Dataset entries
◆ ◆ ◆ ◆ ◆ ◆ ◆

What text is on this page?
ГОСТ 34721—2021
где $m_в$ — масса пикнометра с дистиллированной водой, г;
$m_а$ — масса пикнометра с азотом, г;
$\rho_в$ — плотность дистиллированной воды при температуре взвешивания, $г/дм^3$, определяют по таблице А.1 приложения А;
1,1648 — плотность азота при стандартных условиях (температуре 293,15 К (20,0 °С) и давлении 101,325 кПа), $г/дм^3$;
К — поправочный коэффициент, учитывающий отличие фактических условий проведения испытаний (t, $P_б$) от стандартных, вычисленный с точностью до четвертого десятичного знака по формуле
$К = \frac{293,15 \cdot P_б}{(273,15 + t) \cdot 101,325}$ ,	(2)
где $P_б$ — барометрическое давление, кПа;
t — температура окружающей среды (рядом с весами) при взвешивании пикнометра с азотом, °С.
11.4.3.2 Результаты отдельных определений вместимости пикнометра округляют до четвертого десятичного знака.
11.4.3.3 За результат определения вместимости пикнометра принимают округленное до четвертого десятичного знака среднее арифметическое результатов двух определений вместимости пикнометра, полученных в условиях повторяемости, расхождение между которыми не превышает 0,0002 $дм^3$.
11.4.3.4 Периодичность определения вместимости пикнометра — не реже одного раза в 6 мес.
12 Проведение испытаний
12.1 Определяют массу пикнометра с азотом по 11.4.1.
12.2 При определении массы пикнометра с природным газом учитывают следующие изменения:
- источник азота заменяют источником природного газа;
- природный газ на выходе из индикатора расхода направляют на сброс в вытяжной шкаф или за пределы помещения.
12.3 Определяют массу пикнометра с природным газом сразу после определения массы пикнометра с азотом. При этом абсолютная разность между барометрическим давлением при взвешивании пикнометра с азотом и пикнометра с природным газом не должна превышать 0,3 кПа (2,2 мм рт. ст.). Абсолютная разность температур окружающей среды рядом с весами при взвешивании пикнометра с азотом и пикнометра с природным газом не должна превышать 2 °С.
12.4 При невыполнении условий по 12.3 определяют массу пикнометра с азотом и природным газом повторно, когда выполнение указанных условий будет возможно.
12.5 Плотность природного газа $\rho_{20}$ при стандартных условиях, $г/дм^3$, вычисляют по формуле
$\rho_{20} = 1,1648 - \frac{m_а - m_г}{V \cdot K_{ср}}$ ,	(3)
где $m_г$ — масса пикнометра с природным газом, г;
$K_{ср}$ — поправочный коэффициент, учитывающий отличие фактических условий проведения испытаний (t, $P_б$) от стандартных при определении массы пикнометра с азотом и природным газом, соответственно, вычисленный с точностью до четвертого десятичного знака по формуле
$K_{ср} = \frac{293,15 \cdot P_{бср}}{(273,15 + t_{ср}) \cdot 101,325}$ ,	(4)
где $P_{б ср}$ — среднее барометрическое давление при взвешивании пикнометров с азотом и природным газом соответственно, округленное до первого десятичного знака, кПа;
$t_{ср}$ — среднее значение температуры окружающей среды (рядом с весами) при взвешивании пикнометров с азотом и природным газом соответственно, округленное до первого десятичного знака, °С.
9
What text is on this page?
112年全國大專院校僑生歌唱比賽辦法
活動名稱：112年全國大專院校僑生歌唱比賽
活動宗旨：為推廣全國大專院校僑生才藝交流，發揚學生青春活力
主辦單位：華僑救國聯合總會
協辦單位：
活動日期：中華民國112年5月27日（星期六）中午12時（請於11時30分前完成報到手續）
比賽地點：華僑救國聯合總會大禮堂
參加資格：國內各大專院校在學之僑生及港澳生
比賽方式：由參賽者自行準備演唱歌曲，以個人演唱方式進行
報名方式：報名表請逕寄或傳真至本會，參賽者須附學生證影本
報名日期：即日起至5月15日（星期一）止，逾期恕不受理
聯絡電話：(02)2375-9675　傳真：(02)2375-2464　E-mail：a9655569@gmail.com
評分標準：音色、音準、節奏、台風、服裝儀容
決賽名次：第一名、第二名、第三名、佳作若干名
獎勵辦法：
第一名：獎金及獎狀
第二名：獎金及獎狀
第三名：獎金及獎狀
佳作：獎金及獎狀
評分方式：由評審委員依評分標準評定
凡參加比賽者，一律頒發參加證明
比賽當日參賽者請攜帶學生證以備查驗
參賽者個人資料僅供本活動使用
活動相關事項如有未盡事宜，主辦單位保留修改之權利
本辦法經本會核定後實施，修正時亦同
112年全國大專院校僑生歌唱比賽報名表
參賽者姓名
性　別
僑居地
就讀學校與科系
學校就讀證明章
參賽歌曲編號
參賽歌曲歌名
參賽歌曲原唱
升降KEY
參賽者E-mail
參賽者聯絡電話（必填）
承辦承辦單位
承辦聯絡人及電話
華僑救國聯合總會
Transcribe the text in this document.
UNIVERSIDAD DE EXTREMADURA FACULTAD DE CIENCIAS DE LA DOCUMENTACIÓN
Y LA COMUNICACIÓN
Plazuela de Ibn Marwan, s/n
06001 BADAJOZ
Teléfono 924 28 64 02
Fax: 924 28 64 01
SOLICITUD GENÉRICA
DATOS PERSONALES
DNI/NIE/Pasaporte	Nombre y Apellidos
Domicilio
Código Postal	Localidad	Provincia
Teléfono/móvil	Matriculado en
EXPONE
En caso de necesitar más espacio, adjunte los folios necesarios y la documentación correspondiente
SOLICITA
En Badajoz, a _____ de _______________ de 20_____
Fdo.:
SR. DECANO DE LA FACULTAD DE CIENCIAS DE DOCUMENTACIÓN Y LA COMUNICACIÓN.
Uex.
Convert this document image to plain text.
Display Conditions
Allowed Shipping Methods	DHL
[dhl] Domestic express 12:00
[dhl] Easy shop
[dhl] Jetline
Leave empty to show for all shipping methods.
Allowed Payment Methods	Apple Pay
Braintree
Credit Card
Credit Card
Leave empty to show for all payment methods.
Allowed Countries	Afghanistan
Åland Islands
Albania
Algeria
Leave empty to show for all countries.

◆ ◆ ◆ ◆ ◆ ◆ ◆

Problem statement
Each line above is to be repeated exactly.

Answer to this exercise
What text is on this page?
ГОСТ 34721—2021
где $m_в$ — масса пикнометра с дистиллированной водой, г;
$m_а$ — масса пикнометра с азотом, г;
$\rho_в$ — плотность дистиллированной воды при температуре взвешивания, $г/дм^3$, определяют по таблице А.1 приложения А;
1,1648 — плотность азота при стандартных условиях (температуре 293,15 К (20,0 °С) и давлении 101,325 кПа), $г/дм^3$;
К — поправочный коэффициент, учитывающий отличие фактических условий проведения испытаний (t, $P_б$) от стандартных, вычисленный с точностью до четвертого десятичного знака по формуле
$К = \frac{293,15 \cdot P_б}{(273,15 + t) \cdot 101,325}$ ,	(2)
где $P_б$ — барометрическое давление, кПа;
t — температура окружающей среды (рядом с весами) при взвешивании пикнометра с азотом, °С.
11.4.3.2 Результаты отдельных определений вместимости пикнометра округляют до четвертого десятичного знака.
11.4.3.3 За результат определения вместимости пикнометра принимают округленное до четвертого десятичного знака среднее арифметическое результатов двух определений вместимости пикнометра, полученных в условиях повторяемости, расхождение между которыми не превышает 0,0002 $дм^3$.
11.4.3.4 Периодичность определения вместимости пикнометра — не реже одного раза в 6 мес.
12 Проведение испытаний
12.1 Определяют массу пикнометра с азотом по 11.4.1.
12.2 При определении массы пикнометра с природным газом учитывают следующие изменения:
- источник азота заменяют источником природного газа;
- природный газ на выходе из индикатора расхода направляют на сброс в вытяжной шкаф или за пределы помещения.
12.3 Определяют массу пикнометра с природным газом сразу после определения массы пикнометра с азотом. При этом абсолютная разность между барометрическим давлением при взвешивании пикнометра с азотом и пикнометра с природным газом не должна превышать 0,3 кПа (2,2 мм рт. ст.). Абсолютная разность температур окружающей среды рядом с весами при взвешивании пикнометра с азотом и пикнометра с природным газом не должна превышать 2 °С.
12.4 При невыполнении условий по 12.3 определяют массу пикнометра с азотом и природным газом повторно, когда выполнение указанных условий будет возможно.
12.5 Плотность природного газа $\rho_{20}$ при стандартных условиях, $г/дм^3$, вычисляют по формуле
$\rho_{20} = 1,1648 - \frac{m_а - m_г}{V \cdot K_{ср}}$ ,	(3)
где $m_г$ — масса пикнометра с природным газом, г;
$K_{ср}$ — поправочный коэффициент, учитывающий отличие фактических условий проведения испытаний (t, $P_б$) от стандартных при определении массы пикнометра с азотом и природным газом, соответственно, вычисленный с точностью до четвертого десятичного знака по формуле
$K_{ср} = \frac{293,15 \cdot P_{бср}}{(273,15 + t_{ср}) \cdot 101,325}$ ,	(4)
где $P_{б ср}$ — среднее барометрическое давление при взвешивании пикнометров с азотом и природным газом соответственно, округленное до первого десятичного знака, кПа;
$t_{ср}$ — среднее значение температуры окружающей среды (рядом с весами) при взвешивании пикнометров с азотом и природным газом соответственно, округленное до первого десятичного знака, °С.
9
What text is on this page?
112年全國大專院校僑生歌唱比賽辦法
活動名稱：112年全國大專院校僑生歌唱比賽
活動宗旨：為推廣全國大專院校僑生才藝交流，發揚學生青春活力
主辦單位：華僑救國聯合總會
協辦單位：
活動日期：中華民國112年5月27日（星期六）中午12時（請於11時30分前完成報到手續）
比賽地點：華僑救國聯合總會大禮堂
參加資格：國內各大專院校在學之僑生及港澳生
比賽方式：由參賽者自行準備演唱歌曲，以個人演唱方式進行
報名方式：報名表請逕寄或傳真至本會，參賽者須附學生證影本
報名日期：即日起至5月15日（星期一）止，逾期恕不受理
聯絡電話：(02)2375-9675　傳真：(02)2375-2464　E-mail：a9655569@gmail.com
評分標準：音色、音準、節奏、台風、服裝儀容
決賽名次：第一名、第二名、第三名、佳作若干名
獎勵辦法：
第一名：獎金及獎狀
第二名：獎金及獎狀
第三名：獎金及獎狀
佳作：獎金及獎狀
評分方式：由評審委員依評分標準評定
凡參加比賽者，一律頒發參加證明
比賽當日參賽者請攜帶學生證以備查驗
參賽者個人資料僅供本活動使用
活動相關事項如有未盡事宜，主辦單位保留修改之權利
本辦法經本會核定後實施，修正時亦同
112年全國大專院校僑生歌唱比賽報名表
參賽者姓名
性　別
僑居地
就讀學校與科系
學校就讀證明章
參賽歌曲編號
參賽歌曲歌名
參賽歌曲原唱
升降KEY
參賽者E-mail
參賽者聯絡電話（必填）
承辦承辦單位
承辦聯絡人及電話
華僑救國聯合總會
Transcribe the text in this document.
UNIVERSIDAD DE EXTREMADURA FACULTAD DE CIENCIAS DE LA DOCUMENTACIÓN
Y LA COMUNICACIÓN
Plazuela de Ibn Marwan, s/n
06001 BADAJOZ
Teléfono 924 28 64 02
Fax: 924 28 64 01
SOLICITUD GENÉRICA
DATOS PERSONALES
DNI/NIE/Pasaporte	Nombre y Apellidos
Domicilio
Código Postal	Localidad	Provincia
Teléfono/móvil	Matriculado en
EXPONE
En caso de necesitar más espacio, adjunte los folios necesarios y la documentación correspondiente
SOLICITA
En Badajoz, a _____ de _______________ de 20_____
Fdo.:
SR. DECANO DE LA FACULTAD DE CIENCIAS DE DOCUMENTACIÓN Y LA COMUNICACIÓN.
Uex.
Convert this document image to plain text.
Display Conditions
Allowed Shipping Methods	DHL
[dhl] Domestic express 12:00
[dhl] Easy shop
[dhl] Jetline
Leave empty to show for all shipping methods.
Allowed Payment Methods	Apple Pay
Braintree
Credit Card
Credit Card
Leave empty to show for all payment methods.
Allowed Countries	Afghanistan
Åland Islands
Albania
Algeria
Leave empty to show for all countries.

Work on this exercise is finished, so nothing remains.